>> begin INPUT RECORDS
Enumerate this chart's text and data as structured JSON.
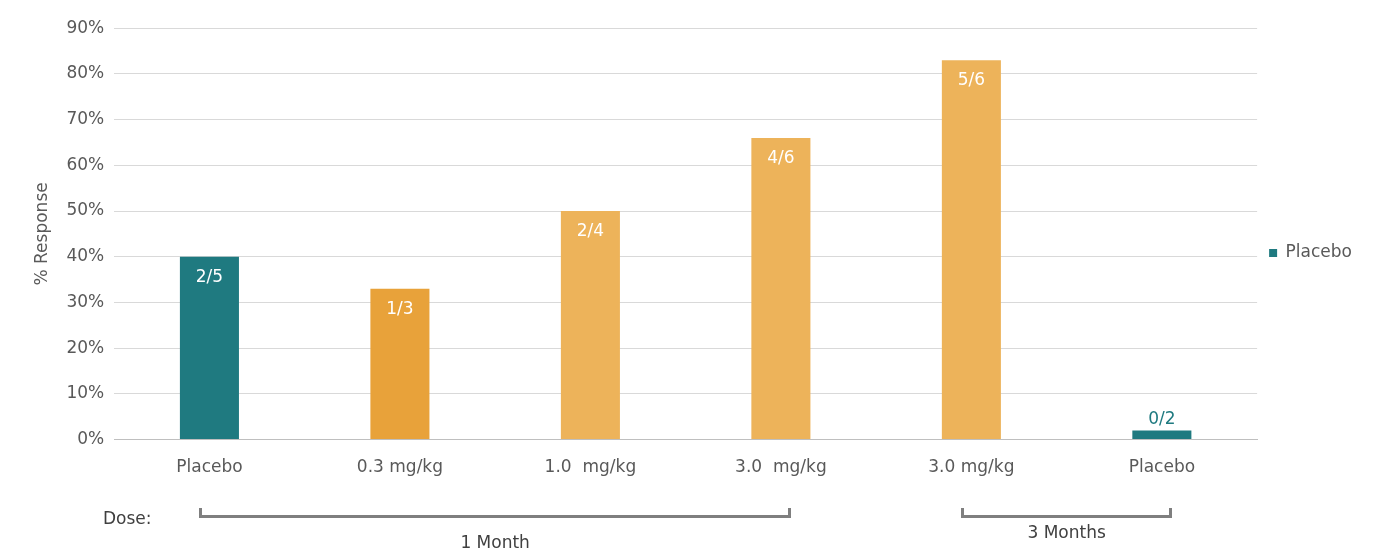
{
  "chart_data": {
    "type": "bar",
    "ylabel": "% Response",
    "categories": [
      "Placebo",
      "0.3 mg/kg",
      "1.0  mg/kg",
      "3.0  mg/kg",
      "3.0 mg/kg",
      "Placebo"
    ],
    "series": [
      {
        "name": "Placebo",
        "color": "#1f7a80",
        "values": [
          40,
          null,
          null,
          null,
          null,
          2
        ]
      },
      {
        "colors": [
          null,
          "#e8a23a",
          "#edb35a",
          "#edb35a",
          "#edb35a",
          null
        ],
        "color": "#edb35a",
        "values": [
          null,
          33,
          50,
          66,
          83,
          null
        ]
      }
    ],
    "stacked": true,
    "ylim": [
      0,
      90
    ],
    "yticks": [
      {
        "value": 0,
        "label": "0%"
      },
      {
        "value": 10,
        "label": "10%"
      },
      {
        "value": 20,
        "label": "20%"
      },
      {
        "value": 30,
        "label": "30%"
      },
      {
        "value": 40,
        "label": "40%"
      },
      {
        "value": 50,
        "label": "50%"
      },
      {
        "value": 60,
        "label": "60%"
      },
      {
        "value": 70,
        "label": "70%"
      },
      {
        "value": 80,
        "label": "80%"
      },
      {
        "value": 90,
        "label": "90%"
      }
    ],
    "grid": "y",
    "legend": "right",
    "annotations": [
      "Dose:",
      "1 Month",
      "3 Months",
      {
        "text": "2/5",
        "x": "Placebo",
        "y": 40
      },
      {
        "text": "1/3",
        "x": "0.3 mg/kg",
        "y": 33
      },
      {
        "text": "2/4",
        "x": "1.0  mg/kg",
        "y": 50
      },
      {
        "text": "4/6",
        "x": "3.0  mg/kg",
        "y": 66
      },
      {
        "text": "5/6",
        "x": "3.0 mg/kg",
        "y": 83
      },
      {
        "text": "0/2",
        "y": 2
      }
    ]
  }
}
>> end INPUT RECORDS
▶ [EXERCISE GOAL]:
Leave out the pictures and output the rest of the material exactly as written.

▶ [PROBLEM SOLUTION]:
Enumerate this chart's text and data as structured JSON.
{
  "chart_data": {
    "type": "bar",
    "ylabel": "% Response",
    "categories": [
      "Placebo",
      "0.3 mg/kg",
      "1.0  mg/kg",
      "3.0  mg/kg",
      "3.0 mg/kg",
      "Placebo"
    ],
    "series": [
      {
        "name": "Placebo",
        "color": "#1f7a80",
        "values": [
          40,
          null,
          null,
          null,
          null,
          2
        ]
      },
      {
        "colors": [
          null,
          "#e8a23a",
          "#edb35a",
          "#edb35a",
          "#edb35a",
          null
        ],
        "color": "#edb35a",
        "values": [
          null,
          33,
          50,
          66,
          83,
          null
        ]
      }
    ],
    "stacked": true,
    "ylim": [
      0,
      90
    ],
    "yticks": [
      {
        "value": 0,
        "label": "0%"
      },
      {
        "value": 10,
        "label": "10%"
      },
      {
        "value": 20,
        "label": "20%"
      },
      {
        "value": 30,
        "label": "30%"
      },
      {
        "value": 40,
        "label": "40%"
      },
      {
        "value": 50,
        "label": "50%"
      },
      {
        "value": 60,
        "label": "60%"
      },
      {
        "value": 70,
        "label": "70%"
      },
      {
        "value": 80,
        "label": "80%"
      },
      {
        "value": 90,
        "label": "90%"
      }
    ],
    "grid": "y",
    "legend": "right",
    "annotations": [
      "Dose:",
      "1 Month",
      "3 Months",
      {
        "text": "2/5",
        "x": "Placebo",
        "y": 40
      },
      {
        "text": "1/3",
        "x": "0.3 mg/kg",
        "y": 33
      },
      {
        "text": "2/4",
        "x": "1.0  mg/kg",
        "y": 50
      },
      {
        "text": "4/6",
        "x": "3.0  mg/kg",
        "y": 66
      },
      {
        "text": "5/6",
        "x": "3.0 mg/kg",
        "y": 83
      },
      {
        "text": "0/2",
        "y": 2
      }
    ]
  }
}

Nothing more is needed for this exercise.